Please quote every line word for word.

-- WORKING DATA --

▬▬▬▬▬▬▬▬▬▬

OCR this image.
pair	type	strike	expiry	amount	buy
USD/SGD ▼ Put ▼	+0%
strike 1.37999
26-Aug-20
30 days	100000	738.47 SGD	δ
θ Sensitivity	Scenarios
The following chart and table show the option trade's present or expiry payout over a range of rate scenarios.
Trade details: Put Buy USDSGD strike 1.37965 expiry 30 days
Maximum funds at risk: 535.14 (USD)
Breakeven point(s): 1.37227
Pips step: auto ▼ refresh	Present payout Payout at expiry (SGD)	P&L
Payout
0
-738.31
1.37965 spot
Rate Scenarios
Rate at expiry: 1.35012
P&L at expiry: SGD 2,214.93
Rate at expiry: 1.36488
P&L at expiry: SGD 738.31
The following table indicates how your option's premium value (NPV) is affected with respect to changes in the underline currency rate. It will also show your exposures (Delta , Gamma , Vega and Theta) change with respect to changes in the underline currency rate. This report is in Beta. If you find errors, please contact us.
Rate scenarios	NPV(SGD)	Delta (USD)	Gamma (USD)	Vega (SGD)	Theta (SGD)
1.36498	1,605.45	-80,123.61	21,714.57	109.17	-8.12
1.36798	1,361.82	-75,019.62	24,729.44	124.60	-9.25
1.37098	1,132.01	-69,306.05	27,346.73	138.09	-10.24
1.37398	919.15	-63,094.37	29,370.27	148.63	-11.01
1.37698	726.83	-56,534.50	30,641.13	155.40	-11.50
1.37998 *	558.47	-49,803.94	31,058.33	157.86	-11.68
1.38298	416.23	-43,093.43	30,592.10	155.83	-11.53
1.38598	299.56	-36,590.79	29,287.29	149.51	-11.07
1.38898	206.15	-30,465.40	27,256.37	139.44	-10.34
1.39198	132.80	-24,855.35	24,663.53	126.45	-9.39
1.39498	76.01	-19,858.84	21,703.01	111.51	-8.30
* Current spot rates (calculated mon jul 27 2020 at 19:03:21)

▬▬▬▬▬▬▬▬▬▬

-- SOLUTION FOR THIS PROBLEM --
OCR this image.
pair	type	strike	expiry	amount	buy
USD/SGD ▼ Put ▼	+0%
strike 1.37999
26-Aug-20
30 days	100000	738.47 SGD	δ
θ Sensitivity	Scenarios
The following chart and table show the option trade's present or expiry payout over a range of rate scenarios.
Trade details: Put Buy USDSGD strike 1.37965 expiry 30 days
Maximum funds at risk: 535.14 (USD)
Breakeven point(s): 1.37227
Pips step: auto ▼ refresh	Present payout Payout at expiry (SGD)	P&L
Payout
0
-738.31
1.37965 spot
Rate Scenarios
Rate at expiry: 1.35012
P&L at expiry: SGD 2,214.93
Rate at expiry: 1.36488
P&L at expiry: SGD 738.31
The following table indicates how your option's premium value (NPV) is affected with respect to changes in the underline currency rate. It will also show your exposures (Delta , Gamma , Vega and Theta) change with respect to changes in the underline currency rate. This report is in Beta. If you find errors, please contact us.
Rate scenarios	NPV(SGD)	Delta (USD)	Gamma (USD)	Vega (SGD)	Theta (SGD)
1.36498	1,605.45	-80,123.61	21,714.57	109.17	-8.12
1.36798	1,361.82	-75,019.62	24,729.44	124.60	-9.25
1.37098	1,132.01	-69,306.05	27,346.73	138.09	-10.24
1.37398	919.15	-63,094.37	29,370.27	148.63	-11.01
1.37698	726.83	-56,534.50	30,641.13	155.40	-11.50
1.37998 *	558.47	-49,803.94	31,058.33	157.86	-11.68
1.38298	416.23	-43,093.43	30,592.10	155.83	-11.53
1.38598	299.56	-36,590.79	29,287.29	149.51	-11.07
1.38898	206.15	-30,465.40	27,256.37	139.44	-10.34
1.39198	132.80	-24,855.35	24,663.53	126.45	-9.39
1.39498	76.01	-19,858.84	21,703.01	111.51	-8.30
* Current spot rates (calculated mon jul 27 2020 at 19:03:21)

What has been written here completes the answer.